WORK TO DO.
Render every entry exactly as it appears.

RECORDS SUPPLIED.
──────

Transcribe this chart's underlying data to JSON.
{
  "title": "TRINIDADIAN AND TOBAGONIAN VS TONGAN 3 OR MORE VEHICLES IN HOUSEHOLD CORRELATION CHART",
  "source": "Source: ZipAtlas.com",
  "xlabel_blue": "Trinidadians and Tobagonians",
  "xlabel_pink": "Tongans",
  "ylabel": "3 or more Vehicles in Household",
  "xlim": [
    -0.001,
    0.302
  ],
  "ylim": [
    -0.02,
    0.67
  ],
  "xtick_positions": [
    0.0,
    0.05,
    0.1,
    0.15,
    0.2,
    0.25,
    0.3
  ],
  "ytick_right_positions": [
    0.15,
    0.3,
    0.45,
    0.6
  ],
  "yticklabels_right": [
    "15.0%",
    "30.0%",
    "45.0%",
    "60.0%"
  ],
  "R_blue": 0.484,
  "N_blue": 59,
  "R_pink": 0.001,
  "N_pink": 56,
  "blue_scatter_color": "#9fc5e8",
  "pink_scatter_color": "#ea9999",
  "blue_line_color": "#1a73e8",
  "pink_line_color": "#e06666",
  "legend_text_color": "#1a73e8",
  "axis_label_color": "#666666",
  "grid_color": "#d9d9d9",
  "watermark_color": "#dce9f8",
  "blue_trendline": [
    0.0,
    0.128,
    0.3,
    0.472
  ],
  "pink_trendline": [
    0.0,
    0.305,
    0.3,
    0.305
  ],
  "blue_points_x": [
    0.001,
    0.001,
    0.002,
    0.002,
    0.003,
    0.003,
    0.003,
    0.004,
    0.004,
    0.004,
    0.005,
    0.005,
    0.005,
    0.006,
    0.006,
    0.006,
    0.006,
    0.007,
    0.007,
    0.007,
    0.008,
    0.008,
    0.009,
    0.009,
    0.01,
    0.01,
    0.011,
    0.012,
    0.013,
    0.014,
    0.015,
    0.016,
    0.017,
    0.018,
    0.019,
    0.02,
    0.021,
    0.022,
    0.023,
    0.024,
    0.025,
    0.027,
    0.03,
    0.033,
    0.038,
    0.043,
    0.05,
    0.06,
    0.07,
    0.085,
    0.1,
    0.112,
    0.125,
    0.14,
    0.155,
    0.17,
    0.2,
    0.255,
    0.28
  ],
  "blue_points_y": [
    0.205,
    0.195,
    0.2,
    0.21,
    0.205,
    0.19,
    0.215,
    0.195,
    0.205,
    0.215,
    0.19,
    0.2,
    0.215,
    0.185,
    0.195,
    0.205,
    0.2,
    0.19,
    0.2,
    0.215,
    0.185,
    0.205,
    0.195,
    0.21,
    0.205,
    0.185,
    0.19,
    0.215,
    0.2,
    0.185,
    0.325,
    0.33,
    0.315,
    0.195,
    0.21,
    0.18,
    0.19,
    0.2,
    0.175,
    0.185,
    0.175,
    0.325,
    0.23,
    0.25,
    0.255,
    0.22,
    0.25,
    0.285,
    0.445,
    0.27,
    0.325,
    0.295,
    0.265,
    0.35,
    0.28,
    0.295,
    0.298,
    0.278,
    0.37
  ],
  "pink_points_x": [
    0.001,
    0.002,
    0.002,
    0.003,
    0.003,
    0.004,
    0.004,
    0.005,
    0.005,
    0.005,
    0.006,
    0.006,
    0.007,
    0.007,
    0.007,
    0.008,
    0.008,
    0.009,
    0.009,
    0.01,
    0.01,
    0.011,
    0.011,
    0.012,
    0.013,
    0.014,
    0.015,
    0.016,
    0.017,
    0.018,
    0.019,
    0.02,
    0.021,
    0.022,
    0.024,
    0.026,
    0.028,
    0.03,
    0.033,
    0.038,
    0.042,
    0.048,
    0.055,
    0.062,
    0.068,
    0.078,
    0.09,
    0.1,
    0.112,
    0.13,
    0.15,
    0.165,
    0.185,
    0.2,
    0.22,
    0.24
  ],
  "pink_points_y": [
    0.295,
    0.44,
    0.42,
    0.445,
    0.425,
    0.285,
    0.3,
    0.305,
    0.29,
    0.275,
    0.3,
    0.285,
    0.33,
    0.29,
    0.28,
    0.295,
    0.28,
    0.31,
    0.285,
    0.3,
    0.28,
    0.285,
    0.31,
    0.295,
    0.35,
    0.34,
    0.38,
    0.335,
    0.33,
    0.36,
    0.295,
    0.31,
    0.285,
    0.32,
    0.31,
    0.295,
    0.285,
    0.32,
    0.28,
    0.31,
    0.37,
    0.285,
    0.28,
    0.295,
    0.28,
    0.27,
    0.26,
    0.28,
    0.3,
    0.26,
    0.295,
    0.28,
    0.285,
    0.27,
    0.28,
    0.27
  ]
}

──────

ANSWER.
Transcribe this chart's underlying data to JSON.
{
  "title": "TRINIDADIAN AND TOBAGONIAN VS TONGAN 3 OR MORE VEHICLES IN HOUSEHOLD CORRELATION CHART",
  "source": "Source: ZipAtlas.com",
  "xlabel_blue": "Trinidadians and Tobagonians",
  "xlabel_pink": "Tongans",
  "ylabel": "3 or more Vehicles in Household",
  "xlim": [
    -0.001,
    0.302
  ],
  "ylim": [
    -0.02,
    0.67
  ],
  "xtick_positions": [
    0.0,
    0.05,
    0.1,
    0.15,
    0.2,
    0.25,
    0.3
  ],
  "ytick_right_positions": [
    0.15,
    0.3,
    0.45,
    0.6
  ],
  "yticklabels_right": [
    "15.0%",
    "30.0%",
    "45.0%",
    "60.0%"
  ],
  "R_blue": 0.484,
  "N_blue": 59,
  "R_pink": 0.001,
  "N_pink": 56,
  "blue_scatter_color": "#9fc5e8",
  "pink_scatter_color": "#ea9999",
  "blue_line_color": "#1a73e8",
  "pink_line_color": "#e06666",
  "legend_text_color": "#1a73e8",
  "axis_label_color": "#666666",
  "grid_color": "#d9d9d9",
  "watermark_color": "#dce9f8",
  "blue_trendline": [
    0.0,
    0.128,
    0.3,
    0.472
  ],
  "pink_trendline": [
    0.0,
    0.305,
    0.3,
    0.305
  ],
  "blue_points_x": [
    0.001,
    0.001,
    0.002,
    0.002,
    0.003,
    0.003,
    0.003,
    0.004,
    0.004,
    0.004,
    0.005,
    0.005,
    0.005,
    0.006,
    0.006,
    0.006,
    0.006,
    0.007,
    0.007,
    0.007,
    0.008,
    0.008,
    0.009,
    0.009,
    0.01,
    0.01,
    0.011,
    0.012,
    0.013,
    0.014,
    0.015,
    0.016,
    0.017,
    0.018,
    0.019,
    0.02,
    0.021,
    0.022,
    0.023,
    0.024,
    0.025,
    0.027,
    0.03,
    0.033,
    0.038,
    0.043,
    0.05,
    0.06,
    0.07,
    0.085,
    0.1,
    0.112,
    0.125,
    0.14,
    0.155,
    0.17,
    0.2,
    0.255,
    0.28
  ],
  "blue_points_y": [
    0.205,
    0.195,
    0.2,
    0.21,
    0.205,
    0.19,
    0.215,
    0.195,
    0.205,
    0.215,
    0.19,
    0.2,
    0.215,
    0.185,
    0.195,
    0.205,
    0.2,
    0.19,
    0.2,
    0.215,
    0.185,
    0.205,
    0.195,
    0.21,
    0.205,
    0.185,
    0.19,
    0.215,
    0.2,
    0.185,
    0.325,
    0.33,
    0.315,
    0.195,
    0.21,
    0.18,
    0.19,
    0.2,
    0.175,
    0.185,
    0.175,
    0.325,
    0.23,
    0.25,
    0.255,
    0.22,
    0.25,
    0.285,
    0.445,
    0.27,
    0.325,
    0.295,
    0.265,
    0.35,
    0.28,
    0.295,
    0.298,
    0.278,
    0.37
  ],
  "pink_points_x": [
    0.001,
    0.002,
    0.002,
    0.003,
    0.003,
    0.004,
    0.004,
    0.005,
    0.005,
    0.005,
    0.006,
    0.006,
    0.007,
    0.007,
    0.007,
    0.008,
    0.008,
    0.009,
    0.009,
    0.01,
    0.01,
    0.011,
    0.011,
    0.012,
    0.013,
    0.014,
    0.015,
    0.016,
    0.017,
    0.018,
    0.019,
    0.02,
    0.021,
    0.022,
    0.024,
    0.026,
    0.028,
    0.03,
    0.033,
    0.038,
    0.042,
    0.048,
    0.055,
    0.062,
    0.068,
    0.078,
    0.09,
    0.1,
    0.112,
    0.13,
    0.15,
    0.165,
    0.185,
    0.2,
    0.22,
    0.24
  ],
  "pink_points_y": [
    0.295,
    0.44,
    0.42,
    0.445,
    0.425,
    0.285,
    0.3,
    0.305,
    0.29,
    0.275,
    0.3,
    0.285,
    0.33,
    0.29,
    0.28,
    0.295,
    0.28,
    0.31,
    0.285,
    0.3,
    0.28,
    0.285,
    0.31,
    0.295,
    0.35,
    0.34,
    0.38,
    0.335,
    0.33,
    0.36,
    0.295,
    0.31,
    0.285,
    0.32,
    0.31,
    0.295,
    0.285,
    0.32,
    0.28,
    0.31,
    0.37,
    0.285,
    0.28,
    0.295,
    0.28,
    0.27,
    0.26,
    0.28,
    0.3,
    0.26,
    0.295,
    0.28,
    0.285,
    0.27,
    0.28,
    0.27
  ]
}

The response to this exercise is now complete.